__PROBLEM TO WORK ON__:
The records below are to be quoted in full; please keep every word exact.

(begin)

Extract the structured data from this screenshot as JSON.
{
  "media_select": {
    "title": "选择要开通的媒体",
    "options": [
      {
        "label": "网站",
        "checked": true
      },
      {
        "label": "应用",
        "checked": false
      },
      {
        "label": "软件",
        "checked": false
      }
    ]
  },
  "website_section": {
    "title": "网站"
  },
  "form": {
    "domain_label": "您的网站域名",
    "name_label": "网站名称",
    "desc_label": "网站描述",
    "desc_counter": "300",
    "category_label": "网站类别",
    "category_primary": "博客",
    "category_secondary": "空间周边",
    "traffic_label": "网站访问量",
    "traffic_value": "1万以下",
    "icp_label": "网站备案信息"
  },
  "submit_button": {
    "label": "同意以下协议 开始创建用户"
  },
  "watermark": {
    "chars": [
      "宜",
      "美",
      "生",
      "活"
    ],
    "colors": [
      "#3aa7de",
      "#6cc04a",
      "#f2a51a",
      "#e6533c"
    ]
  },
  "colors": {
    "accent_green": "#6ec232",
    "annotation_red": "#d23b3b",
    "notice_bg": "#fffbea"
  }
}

(end)

__FULL ANSWER__:
Extract the structured data from this screenshot as JSON.
{
  "media_select": {
    "title": "选择要开通的媒体",
    "options": [
      {
        "label": "网站",
        "checked": true
      },
      {
        "label": "应用",
        "checked": false
      },
      {
        "label": "软件",
        "checked": false
      }
    ]
  },
  "website_section": {
    "title": "网站"
  },
  "form": {
    "domain_label": "您的网站域名",
    "name_label": "网站名称",
    "desc_label": "网站描述",
    "desc_counter": "300",
    "category_label": "网站类别",
    "category_primary": "博客",
    "category_secondary": "空间周边",
    "traffic_label": "网站访问量",
    "traffic_value": "1万以下",
    "icp_label": "网站备案信息"
  },
  "submit_button": {
    "label": "同意以下协议 开始创建用户"
  },
  "watermark": {
    "chars": [
      "宜",
      "美",
      "生",
      "活"
    ],
    "colors": [
      "#3aa7de",
      "#6cc04a",
      "#f2a51a",
      "#e6533c"
    ]
  },
  "colors": {
    "accent_green": "#6ec232",
    "annotation_red": "#d23b3b",
    "notice_bg": "#fffbea"
  }
}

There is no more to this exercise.